*** Listed entries

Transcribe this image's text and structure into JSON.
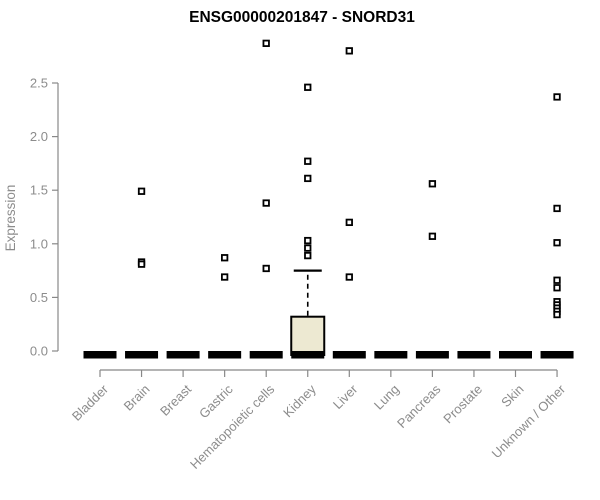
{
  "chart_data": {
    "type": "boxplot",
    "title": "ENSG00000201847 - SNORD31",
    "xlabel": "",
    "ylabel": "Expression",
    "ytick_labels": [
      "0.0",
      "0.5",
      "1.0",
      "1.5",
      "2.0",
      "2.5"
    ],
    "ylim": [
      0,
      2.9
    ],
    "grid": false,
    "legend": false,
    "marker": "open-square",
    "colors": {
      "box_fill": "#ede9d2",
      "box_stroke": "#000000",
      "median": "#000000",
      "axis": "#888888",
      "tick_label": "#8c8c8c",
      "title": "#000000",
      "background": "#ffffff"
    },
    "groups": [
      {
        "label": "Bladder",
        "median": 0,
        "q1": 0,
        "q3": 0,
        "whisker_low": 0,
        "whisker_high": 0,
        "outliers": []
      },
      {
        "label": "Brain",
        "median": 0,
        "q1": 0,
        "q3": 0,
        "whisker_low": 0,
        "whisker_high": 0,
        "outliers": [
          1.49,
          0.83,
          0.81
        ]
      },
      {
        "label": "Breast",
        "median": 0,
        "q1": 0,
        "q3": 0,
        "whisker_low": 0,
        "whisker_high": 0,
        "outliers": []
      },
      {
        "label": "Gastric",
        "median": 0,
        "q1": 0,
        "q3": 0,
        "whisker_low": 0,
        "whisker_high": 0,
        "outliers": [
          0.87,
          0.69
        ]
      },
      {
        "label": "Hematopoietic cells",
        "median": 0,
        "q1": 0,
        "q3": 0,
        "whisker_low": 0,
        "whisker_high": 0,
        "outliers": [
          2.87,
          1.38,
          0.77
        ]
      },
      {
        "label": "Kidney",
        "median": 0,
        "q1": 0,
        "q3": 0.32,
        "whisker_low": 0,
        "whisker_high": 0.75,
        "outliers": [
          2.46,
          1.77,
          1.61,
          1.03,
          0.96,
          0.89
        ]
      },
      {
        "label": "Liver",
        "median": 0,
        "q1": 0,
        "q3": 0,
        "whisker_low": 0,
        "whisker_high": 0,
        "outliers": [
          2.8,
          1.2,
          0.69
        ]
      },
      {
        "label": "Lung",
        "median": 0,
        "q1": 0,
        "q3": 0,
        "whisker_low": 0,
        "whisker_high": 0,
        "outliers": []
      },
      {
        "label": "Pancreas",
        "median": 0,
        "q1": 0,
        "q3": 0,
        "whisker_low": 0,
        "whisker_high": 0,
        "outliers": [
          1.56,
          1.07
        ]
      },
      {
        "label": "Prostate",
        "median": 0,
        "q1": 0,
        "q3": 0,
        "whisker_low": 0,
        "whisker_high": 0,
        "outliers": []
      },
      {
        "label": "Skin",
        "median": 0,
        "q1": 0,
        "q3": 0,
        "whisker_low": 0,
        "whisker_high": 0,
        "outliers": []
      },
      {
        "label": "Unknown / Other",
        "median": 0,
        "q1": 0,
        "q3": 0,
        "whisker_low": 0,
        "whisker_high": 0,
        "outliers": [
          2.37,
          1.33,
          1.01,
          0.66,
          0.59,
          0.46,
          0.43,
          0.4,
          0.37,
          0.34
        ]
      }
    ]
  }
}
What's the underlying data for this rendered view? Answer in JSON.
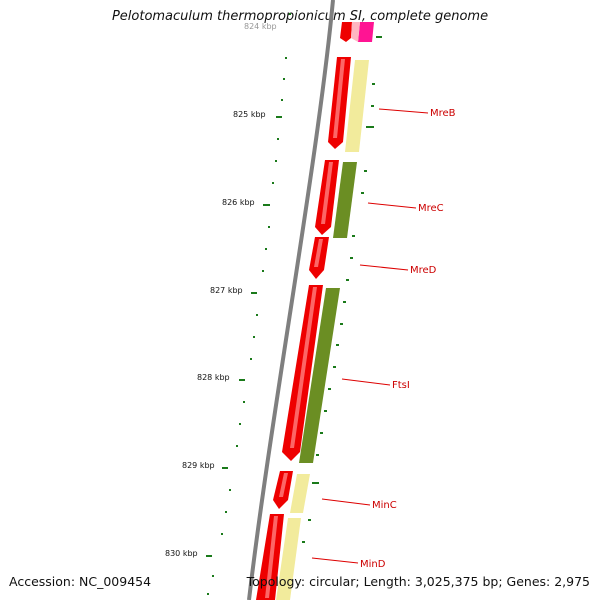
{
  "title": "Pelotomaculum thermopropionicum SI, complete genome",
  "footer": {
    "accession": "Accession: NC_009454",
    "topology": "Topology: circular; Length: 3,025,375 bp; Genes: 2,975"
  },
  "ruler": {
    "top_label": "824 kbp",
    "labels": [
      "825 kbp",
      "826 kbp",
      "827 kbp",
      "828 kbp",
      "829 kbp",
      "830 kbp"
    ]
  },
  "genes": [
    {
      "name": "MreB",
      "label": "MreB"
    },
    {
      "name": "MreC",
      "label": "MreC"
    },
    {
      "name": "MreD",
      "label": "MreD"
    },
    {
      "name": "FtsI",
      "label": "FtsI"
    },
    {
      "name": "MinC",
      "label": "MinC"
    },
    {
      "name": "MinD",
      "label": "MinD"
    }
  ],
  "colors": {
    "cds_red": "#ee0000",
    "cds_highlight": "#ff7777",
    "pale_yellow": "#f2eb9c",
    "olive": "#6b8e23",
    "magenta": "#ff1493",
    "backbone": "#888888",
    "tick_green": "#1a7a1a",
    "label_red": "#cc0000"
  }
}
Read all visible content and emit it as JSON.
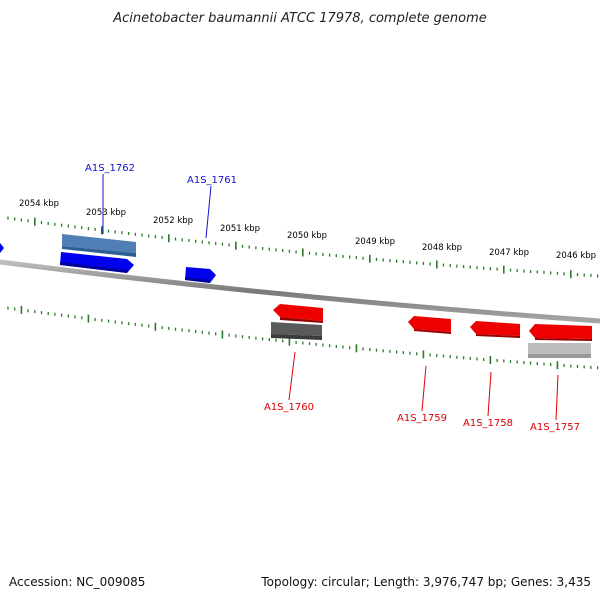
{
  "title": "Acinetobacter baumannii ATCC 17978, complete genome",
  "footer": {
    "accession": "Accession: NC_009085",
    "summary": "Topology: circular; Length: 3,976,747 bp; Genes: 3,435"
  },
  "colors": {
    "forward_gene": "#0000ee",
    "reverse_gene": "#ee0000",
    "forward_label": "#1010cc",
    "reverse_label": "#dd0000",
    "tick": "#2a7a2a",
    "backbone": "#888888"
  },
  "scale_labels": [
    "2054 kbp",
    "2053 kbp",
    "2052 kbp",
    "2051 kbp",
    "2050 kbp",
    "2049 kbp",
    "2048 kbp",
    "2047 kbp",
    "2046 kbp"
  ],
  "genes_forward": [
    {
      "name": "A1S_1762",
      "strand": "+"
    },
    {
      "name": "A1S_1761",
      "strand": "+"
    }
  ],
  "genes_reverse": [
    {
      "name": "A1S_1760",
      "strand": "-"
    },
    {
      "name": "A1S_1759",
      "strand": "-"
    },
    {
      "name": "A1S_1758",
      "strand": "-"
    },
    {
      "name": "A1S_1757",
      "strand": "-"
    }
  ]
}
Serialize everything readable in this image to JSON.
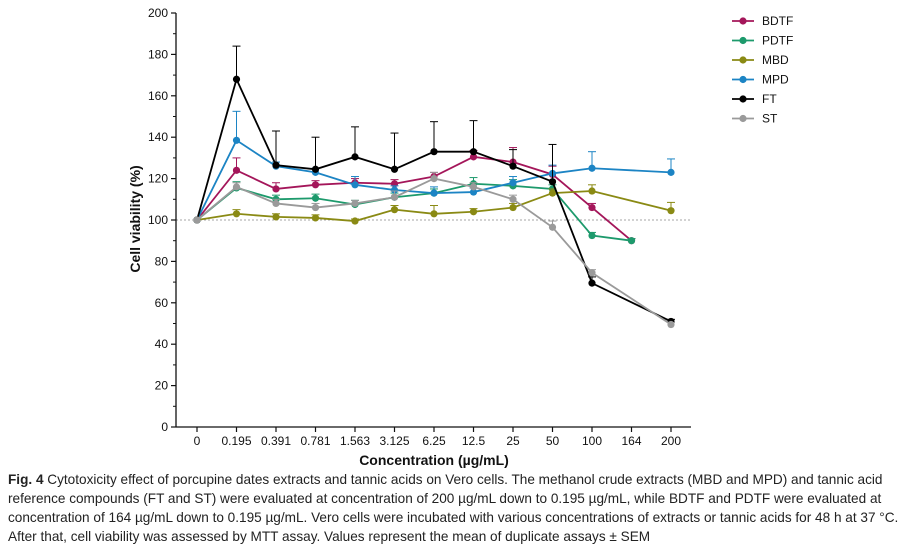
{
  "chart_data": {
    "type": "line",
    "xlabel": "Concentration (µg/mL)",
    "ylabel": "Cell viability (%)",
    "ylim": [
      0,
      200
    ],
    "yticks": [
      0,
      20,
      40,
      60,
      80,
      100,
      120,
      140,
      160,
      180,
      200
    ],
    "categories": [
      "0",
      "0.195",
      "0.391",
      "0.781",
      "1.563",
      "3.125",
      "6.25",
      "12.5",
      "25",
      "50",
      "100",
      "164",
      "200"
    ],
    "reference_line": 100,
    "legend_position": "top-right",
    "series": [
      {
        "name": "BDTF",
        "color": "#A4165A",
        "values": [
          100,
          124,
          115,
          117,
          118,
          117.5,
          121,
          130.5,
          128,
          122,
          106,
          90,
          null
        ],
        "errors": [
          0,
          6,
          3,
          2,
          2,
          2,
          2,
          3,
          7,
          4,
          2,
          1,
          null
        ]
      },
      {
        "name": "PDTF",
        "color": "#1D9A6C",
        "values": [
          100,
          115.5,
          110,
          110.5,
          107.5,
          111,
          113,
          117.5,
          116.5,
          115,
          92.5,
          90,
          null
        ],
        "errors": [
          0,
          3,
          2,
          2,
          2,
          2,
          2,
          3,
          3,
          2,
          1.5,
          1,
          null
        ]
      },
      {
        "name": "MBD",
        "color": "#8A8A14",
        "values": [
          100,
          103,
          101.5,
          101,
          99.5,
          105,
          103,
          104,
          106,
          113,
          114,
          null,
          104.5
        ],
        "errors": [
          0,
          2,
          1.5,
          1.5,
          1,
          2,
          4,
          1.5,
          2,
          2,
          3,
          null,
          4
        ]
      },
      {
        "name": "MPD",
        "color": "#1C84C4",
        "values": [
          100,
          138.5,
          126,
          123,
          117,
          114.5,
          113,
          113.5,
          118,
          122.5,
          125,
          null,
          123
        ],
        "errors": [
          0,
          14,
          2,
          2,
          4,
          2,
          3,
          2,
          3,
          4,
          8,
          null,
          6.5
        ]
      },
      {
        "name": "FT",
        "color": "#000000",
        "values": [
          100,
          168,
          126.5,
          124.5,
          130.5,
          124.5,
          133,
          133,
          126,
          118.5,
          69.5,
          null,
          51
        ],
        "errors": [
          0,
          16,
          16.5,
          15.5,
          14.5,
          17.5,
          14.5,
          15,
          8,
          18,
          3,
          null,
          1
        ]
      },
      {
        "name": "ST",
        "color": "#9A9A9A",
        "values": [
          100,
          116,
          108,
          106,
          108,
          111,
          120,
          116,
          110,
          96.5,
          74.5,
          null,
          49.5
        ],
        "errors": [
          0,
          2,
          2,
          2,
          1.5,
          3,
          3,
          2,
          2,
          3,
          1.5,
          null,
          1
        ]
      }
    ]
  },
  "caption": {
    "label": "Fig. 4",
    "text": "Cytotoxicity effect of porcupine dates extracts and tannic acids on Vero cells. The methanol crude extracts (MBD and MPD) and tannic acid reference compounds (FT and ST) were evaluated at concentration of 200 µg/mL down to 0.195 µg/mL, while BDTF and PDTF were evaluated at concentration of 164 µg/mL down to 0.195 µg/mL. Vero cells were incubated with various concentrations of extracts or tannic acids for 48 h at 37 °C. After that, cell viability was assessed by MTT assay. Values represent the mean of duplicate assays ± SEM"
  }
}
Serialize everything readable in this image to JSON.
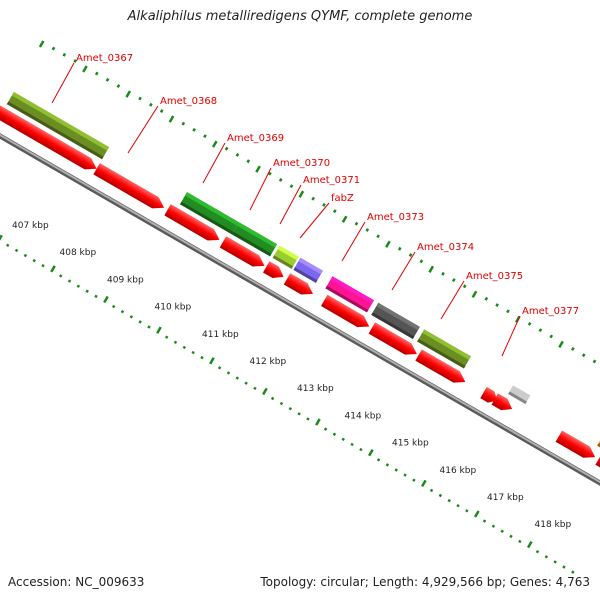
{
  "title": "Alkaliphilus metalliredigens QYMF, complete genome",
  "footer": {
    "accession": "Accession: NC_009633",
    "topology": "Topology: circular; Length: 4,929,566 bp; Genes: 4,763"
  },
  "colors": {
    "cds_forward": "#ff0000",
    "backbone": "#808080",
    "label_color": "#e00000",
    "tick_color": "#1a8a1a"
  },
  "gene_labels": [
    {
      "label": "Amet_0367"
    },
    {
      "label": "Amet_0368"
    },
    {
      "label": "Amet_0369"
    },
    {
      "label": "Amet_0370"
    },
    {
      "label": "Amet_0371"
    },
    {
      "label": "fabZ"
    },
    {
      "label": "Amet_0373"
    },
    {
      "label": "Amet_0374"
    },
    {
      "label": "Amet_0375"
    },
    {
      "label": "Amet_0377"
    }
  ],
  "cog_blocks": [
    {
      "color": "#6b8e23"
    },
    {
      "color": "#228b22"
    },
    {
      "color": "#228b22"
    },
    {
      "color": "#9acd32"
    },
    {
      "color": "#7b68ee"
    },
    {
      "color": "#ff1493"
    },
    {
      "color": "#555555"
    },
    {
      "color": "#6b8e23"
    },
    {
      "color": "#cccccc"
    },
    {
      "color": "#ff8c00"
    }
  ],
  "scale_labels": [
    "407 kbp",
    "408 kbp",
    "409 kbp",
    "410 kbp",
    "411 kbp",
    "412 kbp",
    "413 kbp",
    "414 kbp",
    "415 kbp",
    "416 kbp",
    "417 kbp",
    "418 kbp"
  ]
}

******

◆ Task:
Wherever the word "genome" appears in the listing above, copy that line.

◆ Task solution:
  "title": "Pelotomaculum thermopropionicum SI, complete genome",
  "title": "Acinetobacter baumannii ATCC 17978, complete genome",
  "title": "Alkaliphilus metalliredigens QYMF, complete genome",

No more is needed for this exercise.